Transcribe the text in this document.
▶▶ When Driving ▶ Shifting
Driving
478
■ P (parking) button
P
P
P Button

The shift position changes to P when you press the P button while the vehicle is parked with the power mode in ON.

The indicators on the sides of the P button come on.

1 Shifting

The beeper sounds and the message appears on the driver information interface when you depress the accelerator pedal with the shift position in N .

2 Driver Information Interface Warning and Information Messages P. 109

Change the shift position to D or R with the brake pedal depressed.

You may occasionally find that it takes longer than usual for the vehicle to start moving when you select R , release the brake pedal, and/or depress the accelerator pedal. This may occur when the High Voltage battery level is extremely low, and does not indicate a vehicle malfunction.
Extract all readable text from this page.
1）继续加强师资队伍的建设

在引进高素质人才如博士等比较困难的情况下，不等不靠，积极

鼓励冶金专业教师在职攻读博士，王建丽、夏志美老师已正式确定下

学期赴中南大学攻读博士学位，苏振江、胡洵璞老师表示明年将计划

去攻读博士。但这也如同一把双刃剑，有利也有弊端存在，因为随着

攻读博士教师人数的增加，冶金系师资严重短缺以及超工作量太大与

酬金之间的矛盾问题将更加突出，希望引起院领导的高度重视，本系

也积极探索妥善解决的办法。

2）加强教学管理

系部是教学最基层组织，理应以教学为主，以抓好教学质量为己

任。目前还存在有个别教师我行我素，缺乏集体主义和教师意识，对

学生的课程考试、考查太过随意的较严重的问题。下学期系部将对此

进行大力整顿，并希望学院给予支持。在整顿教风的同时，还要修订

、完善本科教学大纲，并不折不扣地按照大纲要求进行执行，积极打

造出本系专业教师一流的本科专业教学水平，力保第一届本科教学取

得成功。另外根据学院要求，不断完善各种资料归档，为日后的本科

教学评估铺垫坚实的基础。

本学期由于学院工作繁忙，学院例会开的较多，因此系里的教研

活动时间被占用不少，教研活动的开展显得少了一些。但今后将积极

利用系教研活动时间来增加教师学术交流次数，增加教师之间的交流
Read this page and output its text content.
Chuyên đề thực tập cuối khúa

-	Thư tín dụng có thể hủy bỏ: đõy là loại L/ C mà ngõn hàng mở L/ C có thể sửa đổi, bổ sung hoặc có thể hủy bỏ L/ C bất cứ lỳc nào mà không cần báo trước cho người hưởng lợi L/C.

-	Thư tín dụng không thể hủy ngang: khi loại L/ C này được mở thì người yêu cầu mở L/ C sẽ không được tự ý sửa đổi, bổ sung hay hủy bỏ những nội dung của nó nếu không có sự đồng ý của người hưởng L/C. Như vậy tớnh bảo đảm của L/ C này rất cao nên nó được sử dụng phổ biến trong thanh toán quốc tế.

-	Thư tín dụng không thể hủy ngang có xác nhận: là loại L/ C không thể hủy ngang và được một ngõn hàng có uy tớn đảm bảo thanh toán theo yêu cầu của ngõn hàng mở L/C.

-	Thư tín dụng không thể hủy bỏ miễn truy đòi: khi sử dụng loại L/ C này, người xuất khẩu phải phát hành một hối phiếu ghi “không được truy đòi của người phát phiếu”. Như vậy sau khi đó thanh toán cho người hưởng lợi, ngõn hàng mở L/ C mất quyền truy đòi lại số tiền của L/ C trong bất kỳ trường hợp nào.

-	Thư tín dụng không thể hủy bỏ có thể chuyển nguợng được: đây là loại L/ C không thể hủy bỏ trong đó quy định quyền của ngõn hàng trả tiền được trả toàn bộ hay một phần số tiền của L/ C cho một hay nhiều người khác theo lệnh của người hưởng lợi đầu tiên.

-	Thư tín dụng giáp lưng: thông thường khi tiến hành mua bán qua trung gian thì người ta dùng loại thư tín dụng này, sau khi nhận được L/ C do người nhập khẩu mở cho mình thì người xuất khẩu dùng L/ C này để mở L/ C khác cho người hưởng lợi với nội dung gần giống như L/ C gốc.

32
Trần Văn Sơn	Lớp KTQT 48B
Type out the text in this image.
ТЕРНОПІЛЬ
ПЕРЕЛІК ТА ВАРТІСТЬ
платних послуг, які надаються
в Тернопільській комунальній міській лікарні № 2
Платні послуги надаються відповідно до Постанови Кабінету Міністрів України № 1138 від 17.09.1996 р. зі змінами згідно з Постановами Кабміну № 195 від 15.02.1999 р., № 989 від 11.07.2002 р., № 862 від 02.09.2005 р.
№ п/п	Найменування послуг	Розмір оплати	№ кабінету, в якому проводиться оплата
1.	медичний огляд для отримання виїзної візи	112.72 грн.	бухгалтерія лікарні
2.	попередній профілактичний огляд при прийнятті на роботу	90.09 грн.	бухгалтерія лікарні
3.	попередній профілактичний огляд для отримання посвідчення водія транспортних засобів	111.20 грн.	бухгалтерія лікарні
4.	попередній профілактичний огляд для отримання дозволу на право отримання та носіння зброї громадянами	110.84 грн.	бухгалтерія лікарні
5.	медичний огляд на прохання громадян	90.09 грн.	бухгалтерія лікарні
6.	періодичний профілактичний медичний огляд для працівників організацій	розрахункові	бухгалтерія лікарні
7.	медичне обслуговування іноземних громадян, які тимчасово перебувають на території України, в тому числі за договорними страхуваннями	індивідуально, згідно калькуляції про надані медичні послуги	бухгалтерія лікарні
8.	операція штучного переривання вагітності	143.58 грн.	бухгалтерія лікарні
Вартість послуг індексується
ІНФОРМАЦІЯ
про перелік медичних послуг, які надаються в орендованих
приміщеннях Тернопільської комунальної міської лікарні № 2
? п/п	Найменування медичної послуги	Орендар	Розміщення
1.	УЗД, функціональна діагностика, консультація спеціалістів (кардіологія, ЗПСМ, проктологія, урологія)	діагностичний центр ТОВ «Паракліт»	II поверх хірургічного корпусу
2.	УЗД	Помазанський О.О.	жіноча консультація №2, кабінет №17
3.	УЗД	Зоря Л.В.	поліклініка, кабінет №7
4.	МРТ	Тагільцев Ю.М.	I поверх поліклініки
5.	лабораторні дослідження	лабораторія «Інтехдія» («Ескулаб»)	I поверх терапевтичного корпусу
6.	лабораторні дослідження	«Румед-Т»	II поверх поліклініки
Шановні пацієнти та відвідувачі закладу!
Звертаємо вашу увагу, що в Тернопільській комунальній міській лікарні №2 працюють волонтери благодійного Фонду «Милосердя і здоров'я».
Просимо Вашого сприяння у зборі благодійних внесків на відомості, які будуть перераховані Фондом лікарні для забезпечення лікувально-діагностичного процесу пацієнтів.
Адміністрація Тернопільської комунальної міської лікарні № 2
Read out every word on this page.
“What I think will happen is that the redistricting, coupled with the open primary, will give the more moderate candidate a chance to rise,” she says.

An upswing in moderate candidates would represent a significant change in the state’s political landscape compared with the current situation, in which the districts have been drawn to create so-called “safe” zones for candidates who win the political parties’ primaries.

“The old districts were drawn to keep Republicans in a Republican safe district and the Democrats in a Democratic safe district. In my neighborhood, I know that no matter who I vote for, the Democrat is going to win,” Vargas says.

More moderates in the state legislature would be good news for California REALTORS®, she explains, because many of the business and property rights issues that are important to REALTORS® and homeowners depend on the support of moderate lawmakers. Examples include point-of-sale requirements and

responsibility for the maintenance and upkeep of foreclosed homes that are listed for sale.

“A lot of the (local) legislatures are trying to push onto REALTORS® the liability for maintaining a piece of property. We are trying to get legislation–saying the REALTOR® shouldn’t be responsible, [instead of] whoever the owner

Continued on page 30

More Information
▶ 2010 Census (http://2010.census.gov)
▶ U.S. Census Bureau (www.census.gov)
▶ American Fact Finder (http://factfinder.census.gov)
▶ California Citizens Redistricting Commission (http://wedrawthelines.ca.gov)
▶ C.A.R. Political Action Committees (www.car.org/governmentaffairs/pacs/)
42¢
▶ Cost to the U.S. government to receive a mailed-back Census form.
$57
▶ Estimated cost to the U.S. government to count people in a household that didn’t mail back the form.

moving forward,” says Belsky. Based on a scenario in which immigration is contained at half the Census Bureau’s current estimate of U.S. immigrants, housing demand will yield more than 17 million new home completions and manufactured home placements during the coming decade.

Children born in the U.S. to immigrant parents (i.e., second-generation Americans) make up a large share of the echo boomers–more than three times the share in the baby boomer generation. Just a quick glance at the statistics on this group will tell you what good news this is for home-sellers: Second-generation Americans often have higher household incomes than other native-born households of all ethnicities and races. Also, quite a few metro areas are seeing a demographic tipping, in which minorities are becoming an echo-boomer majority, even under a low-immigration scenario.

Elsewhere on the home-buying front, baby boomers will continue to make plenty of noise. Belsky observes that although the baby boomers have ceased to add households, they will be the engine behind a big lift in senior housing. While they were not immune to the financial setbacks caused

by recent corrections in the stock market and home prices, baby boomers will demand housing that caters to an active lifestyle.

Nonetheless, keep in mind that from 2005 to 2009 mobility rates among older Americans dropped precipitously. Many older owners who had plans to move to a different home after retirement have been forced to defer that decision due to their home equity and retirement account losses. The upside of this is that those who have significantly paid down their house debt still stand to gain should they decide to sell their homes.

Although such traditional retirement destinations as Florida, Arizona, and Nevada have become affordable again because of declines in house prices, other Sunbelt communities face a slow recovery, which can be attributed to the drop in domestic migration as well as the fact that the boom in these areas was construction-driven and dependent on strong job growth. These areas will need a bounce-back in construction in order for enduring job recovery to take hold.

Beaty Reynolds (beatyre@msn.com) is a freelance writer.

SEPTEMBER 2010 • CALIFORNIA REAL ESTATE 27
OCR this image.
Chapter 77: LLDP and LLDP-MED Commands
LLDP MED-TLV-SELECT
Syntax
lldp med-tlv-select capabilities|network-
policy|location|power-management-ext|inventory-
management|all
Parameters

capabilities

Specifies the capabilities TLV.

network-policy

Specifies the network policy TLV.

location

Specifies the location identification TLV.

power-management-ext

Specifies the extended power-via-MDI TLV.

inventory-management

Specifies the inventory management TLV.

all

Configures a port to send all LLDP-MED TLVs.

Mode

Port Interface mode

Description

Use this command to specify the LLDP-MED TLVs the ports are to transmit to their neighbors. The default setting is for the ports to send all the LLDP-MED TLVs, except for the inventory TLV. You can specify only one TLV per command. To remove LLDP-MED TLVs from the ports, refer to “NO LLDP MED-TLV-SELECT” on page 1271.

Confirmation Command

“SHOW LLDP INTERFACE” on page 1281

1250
********
Copy out each line of the data where the string "Specifies" appears.

▶ **Response**
Specifies the capabilities TLV.
Specifies the network policy TLV.
Specifies the location identification TLV.
Specifies the extended power-via-MDI TLV.
Specifies the inventory management TLV.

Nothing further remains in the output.